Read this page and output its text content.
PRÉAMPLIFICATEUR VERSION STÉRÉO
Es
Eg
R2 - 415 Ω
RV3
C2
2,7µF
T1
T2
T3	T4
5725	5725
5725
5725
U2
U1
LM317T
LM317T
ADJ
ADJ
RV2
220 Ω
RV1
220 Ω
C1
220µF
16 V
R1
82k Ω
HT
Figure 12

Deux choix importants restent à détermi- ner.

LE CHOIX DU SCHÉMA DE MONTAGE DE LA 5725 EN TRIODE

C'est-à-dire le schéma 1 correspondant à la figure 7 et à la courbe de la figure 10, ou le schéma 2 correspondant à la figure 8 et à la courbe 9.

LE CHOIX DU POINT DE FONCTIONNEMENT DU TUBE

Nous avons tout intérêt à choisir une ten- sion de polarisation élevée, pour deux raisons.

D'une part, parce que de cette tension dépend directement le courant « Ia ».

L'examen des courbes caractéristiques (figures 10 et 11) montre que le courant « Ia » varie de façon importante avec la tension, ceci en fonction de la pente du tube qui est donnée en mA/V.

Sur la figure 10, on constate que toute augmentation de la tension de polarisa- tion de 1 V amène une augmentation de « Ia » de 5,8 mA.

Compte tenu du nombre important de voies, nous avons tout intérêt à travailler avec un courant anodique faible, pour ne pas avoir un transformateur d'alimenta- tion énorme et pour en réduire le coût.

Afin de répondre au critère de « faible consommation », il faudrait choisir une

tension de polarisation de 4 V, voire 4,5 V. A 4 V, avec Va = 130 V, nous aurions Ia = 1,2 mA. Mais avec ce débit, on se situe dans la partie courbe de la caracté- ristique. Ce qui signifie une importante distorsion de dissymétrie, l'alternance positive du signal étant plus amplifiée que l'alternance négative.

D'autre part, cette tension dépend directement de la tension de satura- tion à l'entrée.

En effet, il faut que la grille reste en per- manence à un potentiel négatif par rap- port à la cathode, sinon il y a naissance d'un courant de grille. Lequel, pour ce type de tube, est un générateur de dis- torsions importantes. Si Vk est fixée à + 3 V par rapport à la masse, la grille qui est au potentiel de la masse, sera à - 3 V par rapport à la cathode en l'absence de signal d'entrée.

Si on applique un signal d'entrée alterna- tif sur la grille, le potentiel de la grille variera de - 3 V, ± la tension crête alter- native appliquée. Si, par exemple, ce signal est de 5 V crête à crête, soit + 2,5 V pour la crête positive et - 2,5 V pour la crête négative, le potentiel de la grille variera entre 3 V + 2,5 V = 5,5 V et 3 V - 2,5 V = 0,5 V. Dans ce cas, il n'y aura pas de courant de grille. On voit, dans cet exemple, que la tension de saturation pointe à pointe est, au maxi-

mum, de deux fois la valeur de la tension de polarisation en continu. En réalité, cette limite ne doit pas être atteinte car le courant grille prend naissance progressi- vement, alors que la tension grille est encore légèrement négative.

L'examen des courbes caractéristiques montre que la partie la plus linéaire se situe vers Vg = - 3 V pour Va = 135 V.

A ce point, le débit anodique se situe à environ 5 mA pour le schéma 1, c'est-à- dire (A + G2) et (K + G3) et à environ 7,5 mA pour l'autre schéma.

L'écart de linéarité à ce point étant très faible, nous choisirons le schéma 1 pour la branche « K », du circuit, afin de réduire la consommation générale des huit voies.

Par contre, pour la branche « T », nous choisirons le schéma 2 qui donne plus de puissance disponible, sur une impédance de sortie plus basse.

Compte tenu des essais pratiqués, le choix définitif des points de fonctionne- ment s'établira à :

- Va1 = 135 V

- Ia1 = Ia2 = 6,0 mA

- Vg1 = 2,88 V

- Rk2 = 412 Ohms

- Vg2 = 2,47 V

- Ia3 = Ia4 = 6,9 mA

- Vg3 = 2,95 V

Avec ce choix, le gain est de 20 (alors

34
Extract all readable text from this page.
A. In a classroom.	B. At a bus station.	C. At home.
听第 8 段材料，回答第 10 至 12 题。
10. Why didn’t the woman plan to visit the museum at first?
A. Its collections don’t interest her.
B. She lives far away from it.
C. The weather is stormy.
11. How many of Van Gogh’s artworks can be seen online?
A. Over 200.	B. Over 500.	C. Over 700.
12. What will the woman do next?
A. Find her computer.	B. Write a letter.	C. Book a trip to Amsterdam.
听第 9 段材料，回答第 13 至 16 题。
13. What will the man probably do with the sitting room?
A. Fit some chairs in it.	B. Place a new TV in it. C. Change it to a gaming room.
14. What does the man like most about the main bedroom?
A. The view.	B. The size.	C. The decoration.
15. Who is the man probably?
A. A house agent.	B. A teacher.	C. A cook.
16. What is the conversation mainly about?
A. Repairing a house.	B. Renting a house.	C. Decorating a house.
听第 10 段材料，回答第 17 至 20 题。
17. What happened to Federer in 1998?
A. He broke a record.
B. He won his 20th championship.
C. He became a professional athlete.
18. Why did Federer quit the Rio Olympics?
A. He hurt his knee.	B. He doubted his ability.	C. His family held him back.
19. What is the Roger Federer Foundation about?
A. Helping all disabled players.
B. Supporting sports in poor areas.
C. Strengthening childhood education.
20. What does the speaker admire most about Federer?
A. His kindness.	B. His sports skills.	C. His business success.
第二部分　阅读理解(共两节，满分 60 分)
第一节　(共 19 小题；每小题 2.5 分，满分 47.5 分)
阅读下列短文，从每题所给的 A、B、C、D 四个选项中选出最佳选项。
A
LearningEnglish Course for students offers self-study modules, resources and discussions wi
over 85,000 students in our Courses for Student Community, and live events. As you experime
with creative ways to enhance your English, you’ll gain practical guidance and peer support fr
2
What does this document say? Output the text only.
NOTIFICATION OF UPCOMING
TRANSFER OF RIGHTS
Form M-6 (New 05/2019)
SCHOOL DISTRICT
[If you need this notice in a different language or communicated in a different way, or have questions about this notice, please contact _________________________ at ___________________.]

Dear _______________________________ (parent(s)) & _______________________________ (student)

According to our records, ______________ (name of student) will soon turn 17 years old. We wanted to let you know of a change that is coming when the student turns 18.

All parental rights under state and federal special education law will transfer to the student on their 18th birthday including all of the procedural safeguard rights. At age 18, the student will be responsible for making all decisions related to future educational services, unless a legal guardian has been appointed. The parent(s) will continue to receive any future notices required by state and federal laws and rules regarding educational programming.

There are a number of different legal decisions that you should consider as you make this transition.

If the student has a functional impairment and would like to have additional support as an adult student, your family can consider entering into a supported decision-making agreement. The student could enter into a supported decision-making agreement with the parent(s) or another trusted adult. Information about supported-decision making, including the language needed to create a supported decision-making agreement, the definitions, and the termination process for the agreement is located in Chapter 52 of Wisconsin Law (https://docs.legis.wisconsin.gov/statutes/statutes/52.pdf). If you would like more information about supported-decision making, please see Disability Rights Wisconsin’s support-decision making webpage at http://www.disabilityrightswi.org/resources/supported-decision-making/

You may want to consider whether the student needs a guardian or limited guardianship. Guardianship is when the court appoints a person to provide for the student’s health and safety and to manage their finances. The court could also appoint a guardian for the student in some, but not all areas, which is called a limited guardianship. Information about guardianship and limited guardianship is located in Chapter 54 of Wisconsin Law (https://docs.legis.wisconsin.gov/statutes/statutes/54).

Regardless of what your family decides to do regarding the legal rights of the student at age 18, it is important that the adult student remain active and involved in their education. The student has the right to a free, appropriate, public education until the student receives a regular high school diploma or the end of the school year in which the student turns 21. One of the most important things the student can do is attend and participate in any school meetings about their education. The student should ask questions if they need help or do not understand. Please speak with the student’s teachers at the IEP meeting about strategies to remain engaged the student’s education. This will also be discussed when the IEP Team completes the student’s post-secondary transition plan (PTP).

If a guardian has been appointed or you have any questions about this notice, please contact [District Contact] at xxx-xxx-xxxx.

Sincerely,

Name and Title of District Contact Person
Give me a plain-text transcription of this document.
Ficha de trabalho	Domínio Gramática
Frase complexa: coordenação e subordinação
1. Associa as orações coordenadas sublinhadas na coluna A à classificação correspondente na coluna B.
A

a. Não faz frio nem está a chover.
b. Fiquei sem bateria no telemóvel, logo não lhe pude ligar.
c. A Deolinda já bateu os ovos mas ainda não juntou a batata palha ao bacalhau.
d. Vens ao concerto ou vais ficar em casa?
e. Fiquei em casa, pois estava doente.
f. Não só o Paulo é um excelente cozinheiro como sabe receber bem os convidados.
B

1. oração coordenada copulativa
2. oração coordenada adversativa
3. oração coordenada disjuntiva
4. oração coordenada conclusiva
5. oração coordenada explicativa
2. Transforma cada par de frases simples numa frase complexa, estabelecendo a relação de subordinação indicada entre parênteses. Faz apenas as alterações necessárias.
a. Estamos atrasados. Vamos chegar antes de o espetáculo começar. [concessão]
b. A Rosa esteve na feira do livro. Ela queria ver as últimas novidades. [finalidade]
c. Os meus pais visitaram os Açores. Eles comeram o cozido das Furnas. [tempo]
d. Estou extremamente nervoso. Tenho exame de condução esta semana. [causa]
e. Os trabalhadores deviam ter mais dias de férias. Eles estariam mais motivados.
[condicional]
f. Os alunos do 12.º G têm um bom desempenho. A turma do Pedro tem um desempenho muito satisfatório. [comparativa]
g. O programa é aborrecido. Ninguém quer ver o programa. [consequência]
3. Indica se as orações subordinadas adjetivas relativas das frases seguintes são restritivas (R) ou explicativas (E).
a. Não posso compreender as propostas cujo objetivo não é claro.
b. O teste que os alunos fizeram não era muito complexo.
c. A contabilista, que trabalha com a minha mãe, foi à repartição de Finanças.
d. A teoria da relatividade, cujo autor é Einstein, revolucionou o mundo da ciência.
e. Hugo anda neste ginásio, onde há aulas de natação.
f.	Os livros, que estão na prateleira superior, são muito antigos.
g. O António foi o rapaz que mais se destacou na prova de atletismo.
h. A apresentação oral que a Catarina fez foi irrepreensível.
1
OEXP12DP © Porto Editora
———
▶ [What you need to do]
Find the lines that include the string "students", then copy each of them.

▶ [Response]
LearningEnglish Course for students offers self-study modules, resources and discussions wi
over 85,000 students in our Courses for Student Community, and live events. As you experime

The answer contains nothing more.